--- Problem requirements ---
Your answer should be a single number: how many lines in the data below hold the string "dura".

--- Available data ---
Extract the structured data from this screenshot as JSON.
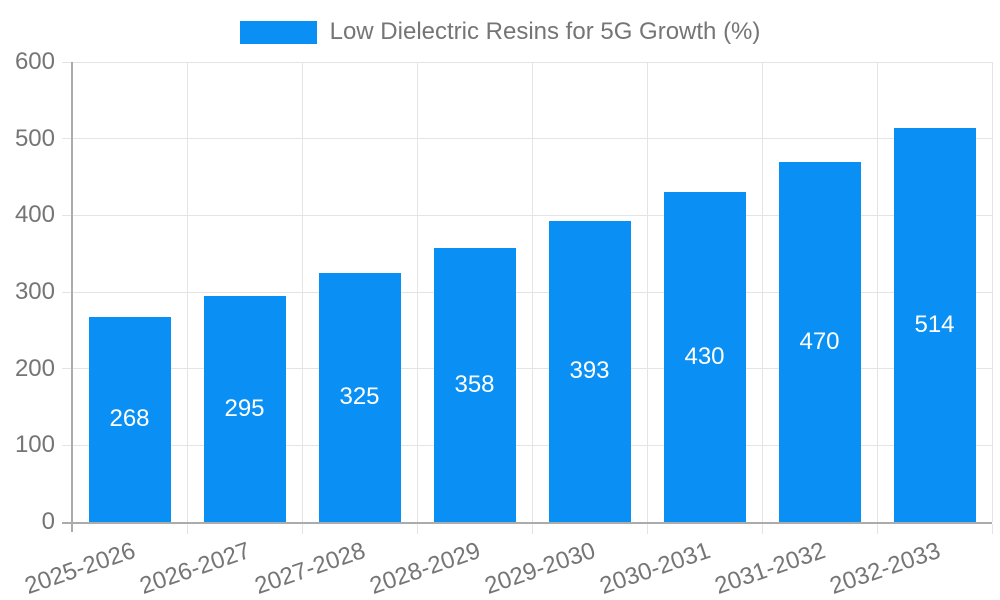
{
  "chart_data": {
    "type": "bar",
    "title": "Low Dielectric Resins for 5G Growth (%)",
    "series_name": "Low Dielectric Resins for 5G Growth (%)",
    "categories": [
      "2025-2026",
      "2026-2027",
      "2027-2028",
      "2028-2029",
      "2029-2030",
      "2030-2031",
      "2031-2032",
      "2032-2033"
    ],
    "values": [
      268,
      295,
      325,
      358,
      393,
      430,
      470,
      514
    ],
    "xlabel": "",
    "ylabel": "",
    "ylim": [
      0,
      600
    ],
    "yticks": [
      0,
      100,
      200,
      300,
      400,
      500,
      600
    ],
    "grid": true,
    "legend_position": "top-center",
    "value_label_position": "inside-center",
    "x_label_rotation_deg": -19,
    "colors": {
      "bar": "#0A90F4",
      "gridline": "#E4E4E4",
      "axis_line": "#ABABAB",
      "tick_text": "#757575",
      "value_text": "#FFFFFF",
      "background": "#FFFFFF"
    }
  }
}
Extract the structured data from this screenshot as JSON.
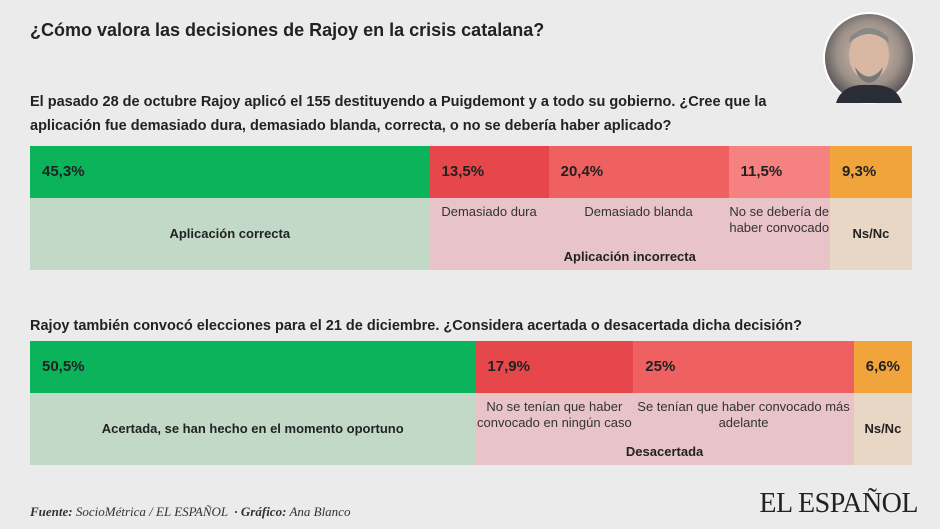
{
  "title": "¿Cómo valora las decisiones de Rajoy en la crisis catalana?",
  "chart_data": [
    {
      "type": "stacked-bar",
      "title": "El pasado 28 de octubre Rajoy aplicó el 155 destituyendo a Puigdemont y a todo su gobierno. ¿Cree que la aplicación fue demasiado dura, demasiado blanda, correcta, o no se debería haber aplicado?",
      "xlim": [
        0,
        100
      ],
      "groups": [
        {
          "name": "Aplicación correcta",
          "color": "#c3d9c8",
          "series": [
            {
              "color": "#0bb35b",
              "values": [
                45.3
              ],
              "value_labels": [
                "45,3%"
              ]
            }
          ]
        },
        {
          "name": "Aplicación incorrecta",
          "color": "#e8c4c8",
          "series": [
            {
              "name": "Demasiado dura",
              "color": "#e5474a",
              "values": [
                13.5
              ],
              "value_labels": [
                "13,5%"
              ]
            },
            {
              "name": "Demasiado blanda",
              "color": "#ef6061",
              "values": [
                20.4
              ],
              "value_labels": [
                "20,4%"
              ]
            },
            {
              "name": "No se debería de haber convocado",
              "color": "#f68181",
              "values": [
                11.5
              ],
              "value_labels": [
                "11,5%"
              ]
            }
          ]
        },
        {
          "name": "Ns/Nc",
          "color": "#e9d7c6",
          "series": [
            {
              "color": "#f0a43b",
              "values": [
                9.3
              ],
              "value_labels": [
                "9,3%"
              ]
            }
          ]
        }
      ]
    },
    {
      "type": "stacked-bar",
      "title": "Rajoy también convocó elecciones para el 21 de diciembre. ¿Considera acertada o desacertada dicha decisión?",
      "xlim": [
        0,
        100
      ],
      "groups": [
        {
          "name": "Acertada, se han hecho en el momento oportuno",
          "color": "#c3d9c8",
          "series": [
            {
              "color": "#0bb35b",
              "values": [
                50.5
              ],
              "value_labels": [
                "50,5%"
              ]
            }
          ]
        },
        {
          "name": "Desacertada",
          "color": "#e8c4c8",
          "series": [
            {
              "name": "No se tenían que haber convocado en ningún caso",
              "color": "#e5474a",
              "values": [
                17.9
              ],
              "value_labels": [
                "17,9%"
              ]
            },
            {
              "name": "Se tenían que haber convocado más adelante",
              "color": "#ef6061",
              "values": [
                25
              ],
              "value_labels": [
                "25%"
              ]
            }
          ]
        },
        {
          "name": "Ns/Nc",
          "color": "#e9d7c6",
          "series": [
            {
              "color": "#f0a43b",
              "values": [
                6.6
              ],
              "value_labels": [
                "6,6%"
              ]
            }
          ]
        }
      ]
    }
  ],
  "footer": {
    "source_label": "Fuente:",
    "source": "SocioMétrica / EL ESPAÑOL",
    "graphic_label": "· Gráfico:",
    "graphic": "Ana Blanco"
  },
  "logo": "EL ESPAÑOL"
}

--- Complete output ---
2